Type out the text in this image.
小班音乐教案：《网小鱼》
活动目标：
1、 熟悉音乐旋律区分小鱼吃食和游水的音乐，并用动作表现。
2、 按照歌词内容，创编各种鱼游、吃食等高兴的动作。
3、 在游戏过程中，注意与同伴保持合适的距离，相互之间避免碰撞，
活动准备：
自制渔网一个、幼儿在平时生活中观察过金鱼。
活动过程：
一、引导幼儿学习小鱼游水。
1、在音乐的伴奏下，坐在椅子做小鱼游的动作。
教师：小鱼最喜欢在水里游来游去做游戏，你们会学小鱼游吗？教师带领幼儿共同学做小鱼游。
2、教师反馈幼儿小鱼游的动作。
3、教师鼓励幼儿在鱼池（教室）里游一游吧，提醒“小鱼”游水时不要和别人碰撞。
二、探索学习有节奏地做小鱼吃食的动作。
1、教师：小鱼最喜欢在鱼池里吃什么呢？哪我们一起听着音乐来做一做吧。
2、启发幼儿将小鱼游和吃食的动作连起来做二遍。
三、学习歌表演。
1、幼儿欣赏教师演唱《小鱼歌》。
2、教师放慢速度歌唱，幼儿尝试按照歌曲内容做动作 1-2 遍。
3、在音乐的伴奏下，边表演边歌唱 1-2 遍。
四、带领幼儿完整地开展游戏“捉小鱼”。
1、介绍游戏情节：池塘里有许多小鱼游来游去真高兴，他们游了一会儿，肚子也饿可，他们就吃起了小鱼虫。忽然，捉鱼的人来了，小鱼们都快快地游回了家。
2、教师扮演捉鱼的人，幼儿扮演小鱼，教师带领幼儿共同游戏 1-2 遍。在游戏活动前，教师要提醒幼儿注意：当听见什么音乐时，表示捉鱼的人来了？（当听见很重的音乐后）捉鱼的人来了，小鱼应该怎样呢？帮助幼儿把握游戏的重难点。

- _PROBLEM_: Every line above should be written out again exactly as it stands.

- _FULL RESPONSE_:
Type out the text in this image.
小班音乐教案：《网小鱼》
活动目标：
1、 熟悉音乐旋律区分小鱼吃食和游水的音乐，并用动作表现。
2、 按照歌词内容，创编各种鱼游、吃食等高兴的动作。
3、 在游戏过程中，注意与同伴保持合适的距离，相互之间避免碰撞，
活动准备：
自制渔网一个、幼儿在平时生活中观察过金鱼。
活动过程：
一、引导幼儿学习小鱼游水。
1、在音乐的伴奏下，坐在椅子做小鱼游的动作。
教师：小鱼最喜欢在水里游来游去做游戏，你们会学小鱼游吗？教师带领幼儿共同学做小鱼游。
2、教师反馈幼儿小鱼游的动作。
3、教师鼓励幼儿在鱼池（教室）里游一游吧，提醒“小鱼”游水时不要和别人碰撞。
二、探索学习有节奏地做小鱼吃食的动作。
1、教师：小鱼最喜欢在鱼池里吃什么呢？哪我们一起听着音乐来做一做吧。
2、启发幼儿将小鱼游和吃食的动作连起来做二遍。
三、学习歌表演。
1、幼儿欣赏教师演唱《小鱼歌》。
2、教师放慢速度歌唱，幼儿尝试按照歌曲内容做动作 1-2 遍。
3、在音乐的伴奏下，边表演边歌唱 1-2 遍。
四、带领幼儿完整地开展游戏“捉小鱼”。
1、介绍游戏情节：池塘里有许多小鱼游来游去真高兴，他们游了一会儿，肚子也饿可，他们就吃起了小鱼虫。忽然，捉鱼的人来了，小鱼们都快快地游回了家。
2、教师扮演捉鱼的人，幼儿扮演小鱼，教师带领幼儿共同游戏 1-2 遍。在游戏活动前，教师要提醒幼儿注意：当听见什么音乐时，表示捉鱼的人来了？（当听见很重的音乐后）捉鱼的人来了，小鱼应该怎样呢？帮助幼儿把握游戏的重难点。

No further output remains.